Look for the string "IdeaProjects" and copy every line that has it.

#### [Task material]

-- START --

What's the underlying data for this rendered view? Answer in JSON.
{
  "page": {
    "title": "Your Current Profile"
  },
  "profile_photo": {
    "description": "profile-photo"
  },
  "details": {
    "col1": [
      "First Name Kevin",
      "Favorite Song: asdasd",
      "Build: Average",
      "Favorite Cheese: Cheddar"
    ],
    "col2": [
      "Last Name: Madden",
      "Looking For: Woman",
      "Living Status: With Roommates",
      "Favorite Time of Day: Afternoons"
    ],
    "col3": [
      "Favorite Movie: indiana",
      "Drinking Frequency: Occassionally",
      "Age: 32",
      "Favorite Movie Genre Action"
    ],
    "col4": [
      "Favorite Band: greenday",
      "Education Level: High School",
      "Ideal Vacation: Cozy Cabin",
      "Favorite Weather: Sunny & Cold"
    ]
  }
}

-- END --
-- START --

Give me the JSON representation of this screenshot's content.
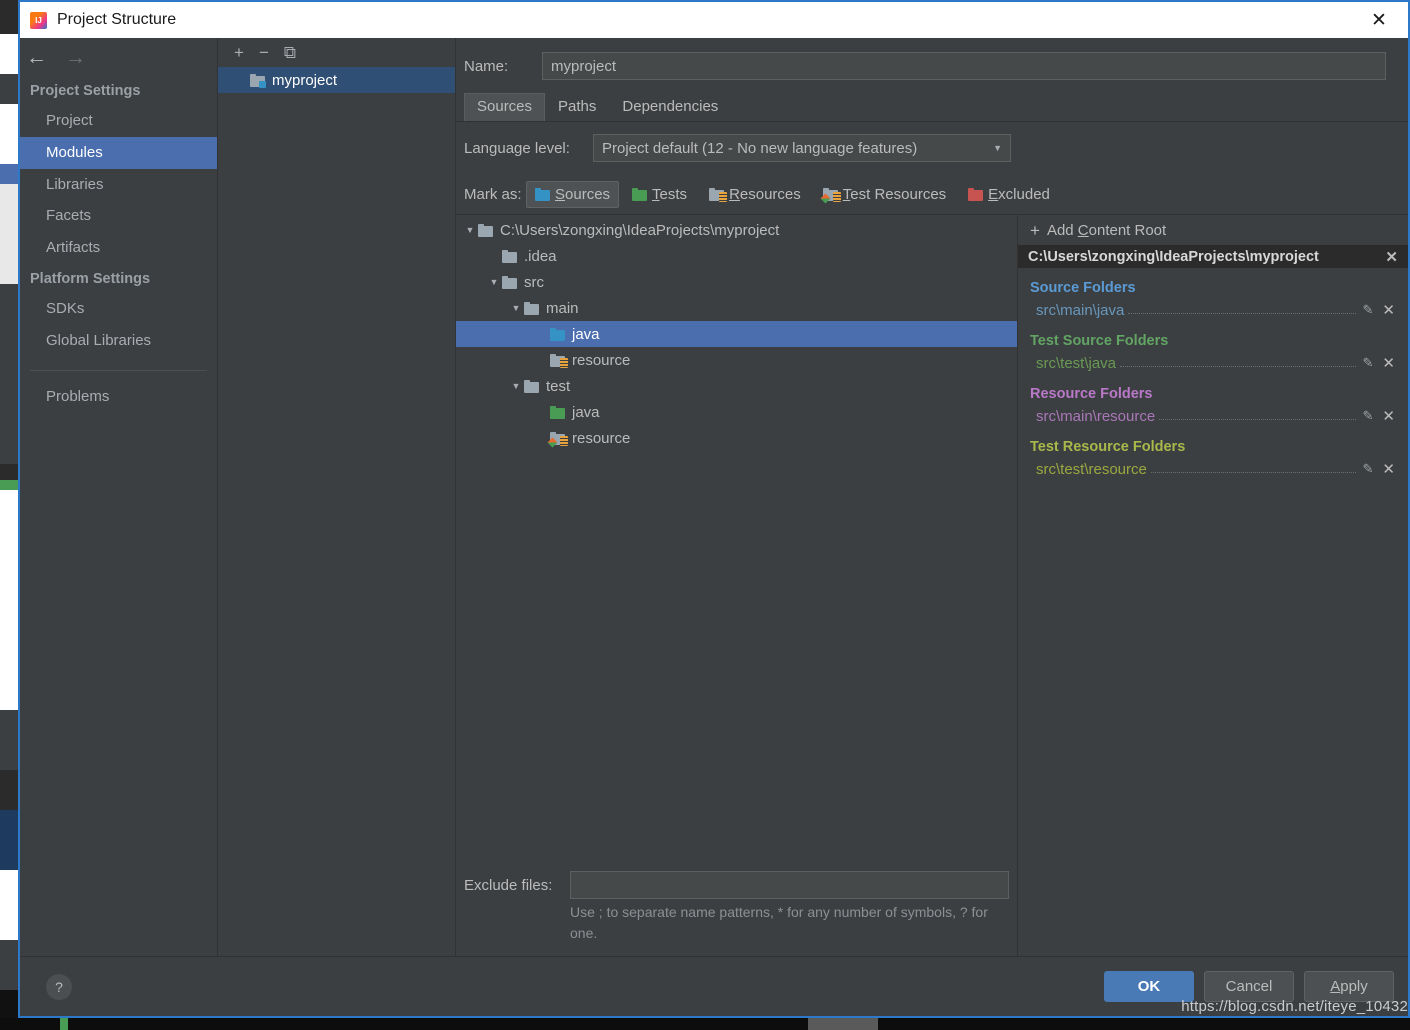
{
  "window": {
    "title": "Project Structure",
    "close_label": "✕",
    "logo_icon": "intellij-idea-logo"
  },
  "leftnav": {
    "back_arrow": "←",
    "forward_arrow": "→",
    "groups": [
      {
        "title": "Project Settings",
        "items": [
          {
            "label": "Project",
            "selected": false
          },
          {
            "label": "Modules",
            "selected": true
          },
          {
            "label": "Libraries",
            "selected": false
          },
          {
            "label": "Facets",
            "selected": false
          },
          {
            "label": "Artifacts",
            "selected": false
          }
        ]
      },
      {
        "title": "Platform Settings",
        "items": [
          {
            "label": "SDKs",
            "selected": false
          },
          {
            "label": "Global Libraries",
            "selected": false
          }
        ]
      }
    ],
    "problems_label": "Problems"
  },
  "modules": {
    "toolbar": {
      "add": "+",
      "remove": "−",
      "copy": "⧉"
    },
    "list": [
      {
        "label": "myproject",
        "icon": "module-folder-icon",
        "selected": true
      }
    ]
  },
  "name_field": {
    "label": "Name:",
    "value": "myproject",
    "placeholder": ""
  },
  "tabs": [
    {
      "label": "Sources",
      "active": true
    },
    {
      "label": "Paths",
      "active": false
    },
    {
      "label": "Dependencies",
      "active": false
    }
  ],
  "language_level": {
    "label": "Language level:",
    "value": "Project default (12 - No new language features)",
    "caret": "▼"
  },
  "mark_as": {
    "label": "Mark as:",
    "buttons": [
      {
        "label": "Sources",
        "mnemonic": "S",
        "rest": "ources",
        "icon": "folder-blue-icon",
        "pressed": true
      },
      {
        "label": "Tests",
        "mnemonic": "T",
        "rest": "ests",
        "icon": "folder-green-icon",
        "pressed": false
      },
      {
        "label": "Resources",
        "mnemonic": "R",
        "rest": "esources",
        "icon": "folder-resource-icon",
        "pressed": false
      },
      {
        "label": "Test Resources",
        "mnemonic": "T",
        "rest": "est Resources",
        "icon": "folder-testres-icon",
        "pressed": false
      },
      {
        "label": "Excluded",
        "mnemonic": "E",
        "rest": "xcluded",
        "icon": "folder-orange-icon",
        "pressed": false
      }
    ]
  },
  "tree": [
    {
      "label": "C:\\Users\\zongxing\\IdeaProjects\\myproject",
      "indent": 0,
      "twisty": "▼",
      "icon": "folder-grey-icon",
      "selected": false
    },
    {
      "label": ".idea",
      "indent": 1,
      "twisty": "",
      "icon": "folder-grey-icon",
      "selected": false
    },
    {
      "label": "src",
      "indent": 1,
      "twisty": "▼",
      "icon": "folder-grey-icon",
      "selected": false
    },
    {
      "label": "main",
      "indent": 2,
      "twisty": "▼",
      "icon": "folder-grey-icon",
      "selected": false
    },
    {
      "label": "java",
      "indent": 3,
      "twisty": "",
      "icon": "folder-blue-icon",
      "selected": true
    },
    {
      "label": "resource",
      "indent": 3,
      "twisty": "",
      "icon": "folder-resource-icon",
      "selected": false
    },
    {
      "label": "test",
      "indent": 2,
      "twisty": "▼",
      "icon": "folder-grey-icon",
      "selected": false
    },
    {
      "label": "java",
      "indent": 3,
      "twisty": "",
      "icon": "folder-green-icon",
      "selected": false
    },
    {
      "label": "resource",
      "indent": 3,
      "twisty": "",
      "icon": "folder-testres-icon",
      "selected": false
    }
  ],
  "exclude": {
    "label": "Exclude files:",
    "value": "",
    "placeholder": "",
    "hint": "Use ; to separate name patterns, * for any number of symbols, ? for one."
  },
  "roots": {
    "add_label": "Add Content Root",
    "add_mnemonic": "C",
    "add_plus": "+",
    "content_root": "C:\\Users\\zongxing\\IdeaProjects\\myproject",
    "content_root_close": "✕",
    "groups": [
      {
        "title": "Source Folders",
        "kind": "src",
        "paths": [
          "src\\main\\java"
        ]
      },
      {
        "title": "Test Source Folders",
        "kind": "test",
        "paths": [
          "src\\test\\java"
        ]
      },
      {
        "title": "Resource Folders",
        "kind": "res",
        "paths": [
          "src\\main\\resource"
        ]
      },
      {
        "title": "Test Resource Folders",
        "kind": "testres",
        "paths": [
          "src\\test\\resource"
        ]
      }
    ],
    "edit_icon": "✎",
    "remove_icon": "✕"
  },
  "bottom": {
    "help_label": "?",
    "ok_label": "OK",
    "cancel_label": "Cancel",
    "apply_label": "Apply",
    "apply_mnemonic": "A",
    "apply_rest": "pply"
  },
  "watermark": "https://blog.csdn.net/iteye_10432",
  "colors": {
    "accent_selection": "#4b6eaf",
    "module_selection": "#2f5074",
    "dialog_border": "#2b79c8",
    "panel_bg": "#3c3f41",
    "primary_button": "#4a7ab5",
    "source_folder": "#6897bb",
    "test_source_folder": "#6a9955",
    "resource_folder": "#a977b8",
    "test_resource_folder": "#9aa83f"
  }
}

-- END --

#### [Complete output]
      "label": "C:\\Users\\zongxing\\IdeaProjects\\myproject",
    "content_root": "C:\\Users\\zongxing\\IdeaProjects\\myproject",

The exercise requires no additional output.